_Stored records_
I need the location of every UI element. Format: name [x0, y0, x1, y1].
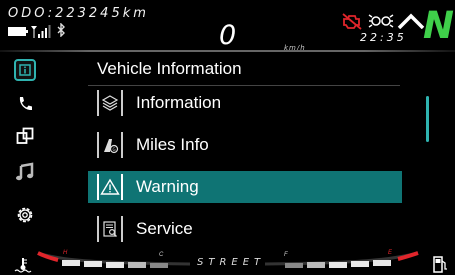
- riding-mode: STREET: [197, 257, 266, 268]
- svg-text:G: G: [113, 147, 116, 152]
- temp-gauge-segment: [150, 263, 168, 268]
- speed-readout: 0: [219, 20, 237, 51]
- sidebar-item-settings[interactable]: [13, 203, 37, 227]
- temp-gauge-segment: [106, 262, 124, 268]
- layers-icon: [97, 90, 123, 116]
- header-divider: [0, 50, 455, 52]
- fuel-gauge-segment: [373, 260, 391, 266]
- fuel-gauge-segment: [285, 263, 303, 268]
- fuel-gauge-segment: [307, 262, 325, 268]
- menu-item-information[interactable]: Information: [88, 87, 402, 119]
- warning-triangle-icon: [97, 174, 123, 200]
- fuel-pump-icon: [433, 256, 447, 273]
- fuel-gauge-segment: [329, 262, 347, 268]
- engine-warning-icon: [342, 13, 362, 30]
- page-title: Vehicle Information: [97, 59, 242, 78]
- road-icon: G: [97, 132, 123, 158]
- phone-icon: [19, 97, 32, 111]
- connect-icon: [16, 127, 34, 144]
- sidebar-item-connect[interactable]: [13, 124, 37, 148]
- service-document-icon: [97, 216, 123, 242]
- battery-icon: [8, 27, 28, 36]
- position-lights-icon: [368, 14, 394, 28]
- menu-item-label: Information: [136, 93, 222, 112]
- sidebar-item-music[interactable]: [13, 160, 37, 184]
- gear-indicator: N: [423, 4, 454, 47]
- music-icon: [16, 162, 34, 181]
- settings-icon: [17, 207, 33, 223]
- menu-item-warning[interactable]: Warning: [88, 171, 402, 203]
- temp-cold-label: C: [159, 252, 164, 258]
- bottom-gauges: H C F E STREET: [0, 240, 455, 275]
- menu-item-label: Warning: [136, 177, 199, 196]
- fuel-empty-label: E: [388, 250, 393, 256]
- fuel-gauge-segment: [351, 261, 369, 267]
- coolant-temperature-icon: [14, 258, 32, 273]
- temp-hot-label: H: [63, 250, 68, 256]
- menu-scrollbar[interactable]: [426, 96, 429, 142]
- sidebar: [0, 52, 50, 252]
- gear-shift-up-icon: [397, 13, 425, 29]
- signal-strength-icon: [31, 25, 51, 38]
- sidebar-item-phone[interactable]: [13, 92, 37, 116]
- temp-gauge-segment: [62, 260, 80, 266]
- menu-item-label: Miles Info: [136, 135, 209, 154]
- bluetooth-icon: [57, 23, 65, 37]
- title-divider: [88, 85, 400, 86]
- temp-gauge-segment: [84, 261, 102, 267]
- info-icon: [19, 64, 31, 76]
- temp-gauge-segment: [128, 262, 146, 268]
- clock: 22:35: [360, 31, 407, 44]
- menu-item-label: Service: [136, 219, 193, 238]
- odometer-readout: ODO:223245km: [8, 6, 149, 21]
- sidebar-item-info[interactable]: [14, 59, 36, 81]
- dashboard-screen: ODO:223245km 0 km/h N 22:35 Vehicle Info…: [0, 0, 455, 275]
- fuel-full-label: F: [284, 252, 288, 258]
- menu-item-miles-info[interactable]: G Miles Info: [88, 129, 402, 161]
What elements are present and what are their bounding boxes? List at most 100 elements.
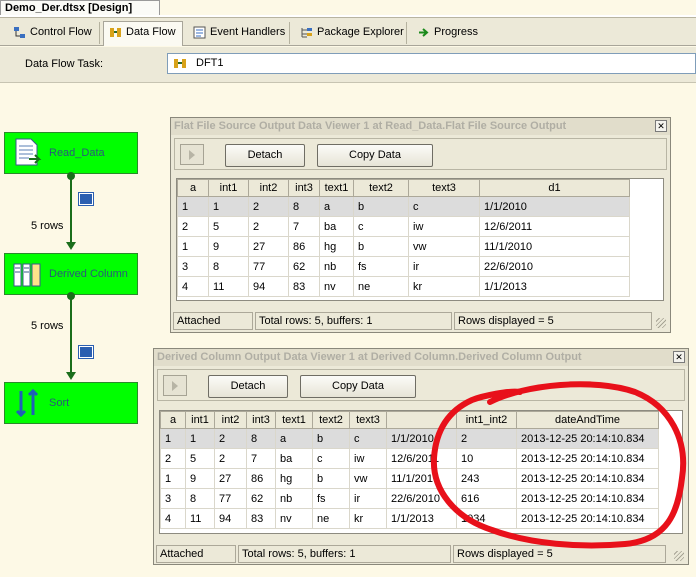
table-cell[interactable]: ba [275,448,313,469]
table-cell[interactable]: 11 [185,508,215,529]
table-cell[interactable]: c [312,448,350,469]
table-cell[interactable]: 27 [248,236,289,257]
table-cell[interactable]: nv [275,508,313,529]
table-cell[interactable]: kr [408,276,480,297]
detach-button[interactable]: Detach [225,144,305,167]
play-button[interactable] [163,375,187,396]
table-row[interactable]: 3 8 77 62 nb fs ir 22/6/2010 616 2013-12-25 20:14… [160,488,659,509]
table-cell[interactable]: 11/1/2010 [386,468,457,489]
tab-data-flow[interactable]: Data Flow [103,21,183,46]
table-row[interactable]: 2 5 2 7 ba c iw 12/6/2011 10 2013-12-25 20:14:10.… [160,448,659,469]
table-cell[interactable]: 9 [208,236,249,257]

_SHORT EXERCISE_
Write out every row above word for word, leaving out the pictures.

_RESULT FOR THIS TASK_
I need the location of every UI element. Format: name [x0, y0, x1, y1].
- riding-mode: STREET: [197, 257, 266, 268]
- svg-text:G: G: [113, 147, 116, 152]
- temp-gauge-segment: [150, 263, 168, 268]
- speed-readout: 0: [219, 20, 237, 51]
- sidebar-item-settings[interactable]: [13, 203, 37, 227]
- temp-gauge-segment: [106, 262, 124, 268]
- layers-icon: [97, 90, 123, 116]
- header-divider: [0, 50, 455, 52]
- fuel-gauge-segment: [373, 260, 391, 266]
- fuel-gauge-segment: [285, 263, 303, 268]
- fuel-gauge-segment: [307, 262, 325, 268]
- menu-item-information[interactable]: Information: [88, 87, 402, 119]
- warning-triangle-icon: [97, 174, 123, 200]
- fuel-pump-icon: [433, 256, 447, 273]
- fuel-gauge-segment: [329, 262, 347, 268]
- engine-warning-icon: [342, 13, 362, 30]
- page-title: Vehicle Information: [97, 59, 242, 78]
- road-icon: G: [97, 132, 123, 158]
- phone-icon: [19, 97, 32, 111]
- connect-icon: [16, 127, 34, 144]
- sidebar-item-connect[interactable]: [13, 124, 37, 148]
- service-document-icon: [97, 216, 123, 242]
- battery-icon: [8, 27, 28, 36]
- position-lights-icon: [368, 14, 394, 28]
- menu-item-label: Information: [136, 93, 222, 112]
- sidebar-item-music[interactable]: [13, 160, 37, 184]
- gear-indicator: N: [423, 4, 454, 47]
- music-icon: [16, 162, 34, 181]
- settings-icon: [17, 207, 33, 223]
- menu-item-warning[interactable]: Warning: [88, 171, 402, 203]
- temp-cold-label: C: [159, 252, 164, 258]
- bottom-gauges: H C F E STREET: [0, 240, 455, 275]
- menu-item-label: Warning: [136, 177, 199, 196]
- fuel-empty-label: E: [388, 250, 393, 256]
- fuel-gauge-segment: [351, 261, 369, 267]
- coolant-temperature-icon: [14, 258, 32, 273]
- temp-hot-label: H: [63, 250, 68, 256]
- menu-scrollbar[interactable]: [426, 96, 429, 142]
- sidebar: [0, 52, 50, 252]
- gear-shift-up-icon: [397, 13, 425, 29]
- signal-strength-icon: [31, 25, 51, 38]
- sidebar-item-phone[interactable]: [13, 92, 37, 116]
- temp-gauge-segment: [62, 260, 80, 266]
- menu-item-label: Miles Info: [136, 135, 209, 154]
- bluetooth-icon: [57, 23, 65, 37]
- title-divider: [88, 85, 400, 86]
- temp-gauge-segment: [84, 261, 102, 267]
- info-icon: [19, 64, 31, 76]
- temp-gauge-segment: [128, 262, 146, 268]
- clock: 22:35: [360, 31, 407, 44]
- menu-item-label: Service: [136, 219, 193, 238]
- odometer-readout: ODO:223245km: [8, 6, 149, 21]
- sidebar-item-info[interactable]: [14, 59, 36, 81]
- dashboard-screen: ODO:223245km 0 km/h N 22:35 Vehicle Info…: [0, 0, 455, 275]
- fuel-full-label: F: [284, 252, 288, 258]
- menu-item-miles-info[interactable]: G Miles Info: [88, 129, 402, 161]
What elements are present and what are their bounding boxes? List at most 100 elements.
table-cell[interactable]: ba [275,448,313,469]
table-cell[interactable]: 11 [185,508,215,529]
table-cell[interactable]: c [312,448,350,469]
table-cell[interactable]: 27 [248,236,289,257]
table-cell[interactable]: nv [275,508,313,529]
table-cell[interactable]: kr [408,276,480,297]
detach-button[interactable]: Detach [225,144,305,167]
play-button[interactable] [163,375,187,396]
table-row[interactable]: 3 8 77 62 nb fs ir 22/6/2010 616 2013-12-25 20:14… [160,488,659,509]
table-cell[interactable]: 11/1/2010 [386,468,457,489]
tab-data-flow[interactable]: Data Flow [103,21,183,46]
table-row[interactable]: 2 5 2 7 ba c iw 12/6/2011 10 2013-12-25 20:14:10.… [160,448,659,469]
table-cell[interactable]: 9 [208,236,249,257]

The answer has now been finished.